• **Exercise inputs**
start
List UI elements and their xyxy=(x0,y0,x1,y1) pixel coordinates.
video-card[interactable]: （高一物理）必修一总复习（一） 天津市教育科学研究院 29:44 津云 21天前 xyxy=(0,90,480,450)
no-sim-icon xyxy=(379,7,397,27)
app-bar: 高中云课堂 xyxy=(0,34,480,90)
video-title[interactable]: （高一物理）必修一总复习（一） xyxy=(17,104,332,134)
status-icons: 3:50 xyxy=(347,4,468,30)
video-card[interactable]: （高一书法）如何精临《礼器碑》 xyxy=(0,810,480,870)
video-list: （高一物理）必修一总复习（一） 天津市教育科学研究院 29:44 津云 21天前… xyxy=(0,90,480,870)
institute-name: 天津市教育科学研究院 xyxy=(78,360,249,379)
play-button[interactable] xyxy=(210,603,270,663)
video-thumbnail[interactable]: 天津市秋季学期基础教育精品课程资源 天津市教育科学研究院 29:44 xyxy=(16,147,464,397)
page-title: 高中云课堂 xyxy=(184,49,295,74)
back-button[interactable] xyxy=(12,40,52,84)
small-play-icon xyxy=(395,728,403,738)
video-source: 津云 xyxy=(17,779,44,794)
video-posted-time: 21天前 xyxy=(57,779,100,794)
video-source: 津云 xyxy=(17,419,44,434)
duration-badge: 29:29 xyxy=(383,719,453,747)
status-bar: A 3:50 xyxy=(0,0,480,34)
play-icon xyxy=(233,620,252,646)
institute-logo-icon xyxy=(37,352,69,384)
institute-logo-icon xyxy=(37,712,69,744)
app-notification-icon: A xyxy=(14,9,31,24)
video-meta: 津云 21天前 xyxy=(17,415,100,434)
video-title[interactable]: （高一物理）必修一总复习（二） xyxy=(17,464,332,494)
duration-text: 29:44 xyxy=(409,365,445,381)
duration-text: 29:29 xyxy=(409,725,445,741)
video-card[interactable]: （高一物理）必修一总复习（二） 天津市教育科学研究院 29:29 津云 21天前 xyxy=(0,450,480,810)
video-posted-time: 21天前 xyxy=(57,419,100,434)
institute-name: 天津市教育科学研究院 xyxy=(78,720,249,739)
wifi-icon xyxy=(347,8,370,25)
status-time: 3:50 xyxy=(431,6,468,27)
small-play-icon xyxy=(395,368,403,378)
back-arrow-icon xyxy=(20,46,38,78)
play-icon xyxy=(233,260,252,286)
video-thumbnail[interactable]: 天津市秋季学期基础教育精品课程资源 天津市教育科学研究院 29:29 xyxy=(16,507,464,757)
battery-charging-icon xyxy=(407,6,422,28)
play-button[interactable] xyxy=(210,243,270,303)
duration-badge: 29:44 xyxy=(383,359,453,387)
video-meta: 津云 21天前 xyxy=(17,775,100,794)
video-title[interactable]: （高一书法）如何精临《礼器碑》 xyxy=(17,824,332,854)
end
• **Task instructions**
Rewrite all of the data above, renaming "institute-name" to "publisher-name" wherever it occurs and keeping every other part unchanged.

• **Correct response**
List UI elements and their xyxy=(x0,y0,x1,y1) pixel coordinates.
video-card[interactable]: （高一物理）必修一总复习（一） 天津市教育科学研究院 29:44 津云 21天前 xyxy=(0,90,480,450)
no-sim-icon xyxy=(379,7,397,27)
app-bar: 高中云课堂 xyxy=(0,34,480,90)
video-title[interactable]: （高一物理）必修一总复习（一） xyxy=(17,104,332,134)
status-icons: 3:50 xyxy=(347,4,468,30)
video-card[interactable]: （高一书法）如何精临《礼器碑》 xyxy=(0,810,480,870)
video-list: （高一物理）必修一总复习（一） 天津市教育科学研究院 29:44 津云 21天前… xyxy=(0,90,480,870)
publisher-name: 天津市教育科学研究院 xyxy=(78,360,249,379)
play-button[interactable] xyxy=(210,603,270,663)
video-thumbnail[interactable]: 天津市秋季学期基础教育精品课程资源 天津市教育科学研究院 29:44 xyxy=(16,147,464,397)
page-title: 高中云课堂 xyxy=(184,49,295,74)
back-button[interactable] xyxy=(12,40,52,84)
small-play-icon xyxy=(395,728,403,738)
video-source: 津云 xyxy=(17,779,44,794)
video-posted-time: 21天前 xyxy=(57,779,100,794)
video-source: 津云 xyxy=(17,419,44,434)
duration-badge: 29:29 xyxy=(383,719,453,747)
status-bar: A 3:50 xyxy=(0,0,480,34)
play-icon xyxy=(233,620,252,646)
institute-logo-icon xyxy=(37,352,69,384)
institute-logo-icon xyxy=(37,712,69,744)
app-notification-icon: A xyxy=(14,9,31,24)
video-meta: 津云 21天前 xyxy=(17,415,100,434)
video-title[interactable]: （高一物理）必修一总复习（二） xyxy=(17,464,332,494)
duration-text: 29:44 xyxy=(409,365,445,381)
duration-text: 29:29 xyxy=(409,725,445,741)
video-card[interactable]: （高一物理）必修一总复习（二） 天津市教育科学研究院 29:29 津云 21天前 xyxy=(0,450,480,810)
video-posted-time: 21天前 xyxy=(57,419,100,434)
publisher-name: 天津市教育科学研究院 xyxy=(78,720,249,739)
wifi-icon xyxy=(347,8,370,25)
status-time: 3:50 xyxy=(431,6,468,27)
small-play-icon xyxy=(395,368,403,378)
back-arrow-icon xyxy=(20,46,38,78)
play-icon xyxy=(233,260,252,286)
video-thumbnail[interactable]: 天津市秋季学期基础教育精品课程资源 天津市教育科学研究院 29:29 xyxy=(16,507,464,757)
battery-charging-icon xyxy=(407,6,422,28)
play-button[interactable] xyxy=(210,243,270,303)
duration-badge: 29:44 xyxy=(383,359,453,387)
video-meta: 津云 21天前 xyxy=(17,775,100,794)
video-title[interactable]: （高一书法）如何精临《礼器碑》 xyxy=(17,824,332,854)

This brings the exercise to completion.